▸ Materials provided:

'''

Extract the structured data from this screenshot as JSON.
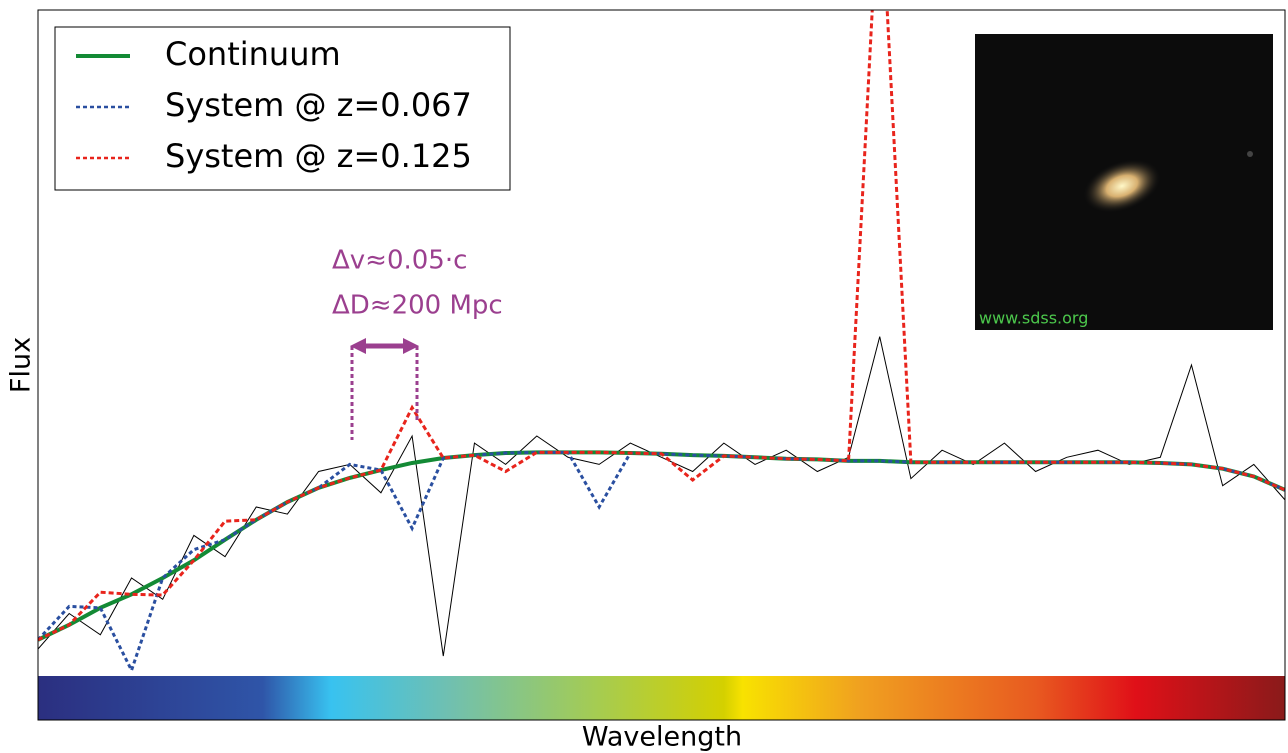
{
  "chart_data": {
    "type": "line",
    "xlabel": "Wavelength",
    "ylabel": "Flux",
    "xlim": [
      0,
      100
    ],
    "ylim": [
      0,
      100
    ],
    "x": [
      0,
      2.5,
      5,
      7.5,
      10,
      12.5,
      15,
      17.5,
      20,
      22.5,
      25,
      27.5,
      30,
      32.5,
      35,
      37.5,
      40,
      42.5,
      45,
      47.5,
      50,
      52.5,
      55,
      57.5,
      60,
      62.5,
      65,
      67.5,
      70,
      72.5,
      75,
      77.5,
      80,
      82.5,
      85,
      87.5,
      90,
      92.5,
      95,
      97.5,
      100
    ],
    "series": [
      {
        "color": "#000000",
        "values": [
          10,
          15,
          12,
          20,
          17,
          26,
          23,
          30,
          29,
          35,
          36,
          32,
          40,
          9,
          39,
          36,
          40,
          37,
          36,
          39,
          37,
          35,
          39,
          36,
          38,
          35,
          37,
          54,
          34,
          38,
          36,
          39,
          35,
          37,
          38,
          36,
          37,
          50,
          33,
          36,
          31
        ]
      },
      {
        "name": "Continuum",
        "color": "#138a35",
        "values": [
          11.3,
          13.4,
          15.8,
          17.7,
          20.0,
          22.5,
          25.4,
          28.2,
          30.7,
          32.7,
          34.1,
          35.2,
          36.2,
          36.9,
          37.3,
          37.6,
          37.7,
          37.7,
          37.7,
          37.6,
          37.5,
          37.3,
          37.2,
          37.0,
          36.8,
          36.7,
          36.5,
          36.5,
          36.3,
          36.3,
          36.3,
          36.3,
          36.3,
          36.3,
          36.3,
          36.3,
          36.2,
          36.0,
          35.4,
          34.3,
          32.4
        ]
      },
      {
        "name": "System @ z=0.067",
        "color": "#2a4fa0",
        "values": [
          11.3,
          16,
          15.8,
          7,
          20.0,
          24,
          25.4,
          28.2,
          30.7,
          32.7,
          36,
          35.2,
          27,
          36.9,
          37.3,
          37.6,
          37.7,
          37.7,
          30,
          37.6,
          37.5,
          37.3,
          37.2,
          37.0,
          36.8,
          36.7,
          36.5,
          36.5,
          36.3,
          36.3,
          36.3,
          36.3,
          36.3,
          36.3,
          36.3,
          36.3,
          36.2,
          36.0,
          35.4,
          34.3,
          32.4
        ]
      },
      {
        "name": "System @ z=0.125",
        "color": "#e8241c",
        "values": [
          11.3,
          13.4,
          18,
          17.7,
          17.6,
          22.5,
          28,
          28.2,
          30.7,
          32.7,
          34.1,
          35.2,
          44,
          36.9,
          37.3,
          35,
          37.7,
          37.7,
          37.7,
          37.6,
          37.5,
          33.8,
          37.2,
          37.0,
          36.8,
          36.7,
          36.5,
          120,
          36.3,
          36.3,
          36.3,
          36.3,
          36.3,
          36.3,
          36.3,
          36.3,
          36.2,
          36.0,
          35.4,
          34.3,
          32.4
        ]
      }
    ],
    "annotations": [
      "Δv≈0.05·c",
      "ΔD≈200 Mpc"
    ],
    "image_credit": "www.sdss.org"
  }
}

'''

▸ Task directions: Only the number is wanted: how many lines contain the string "color"?

▸ Result of this exercise: 4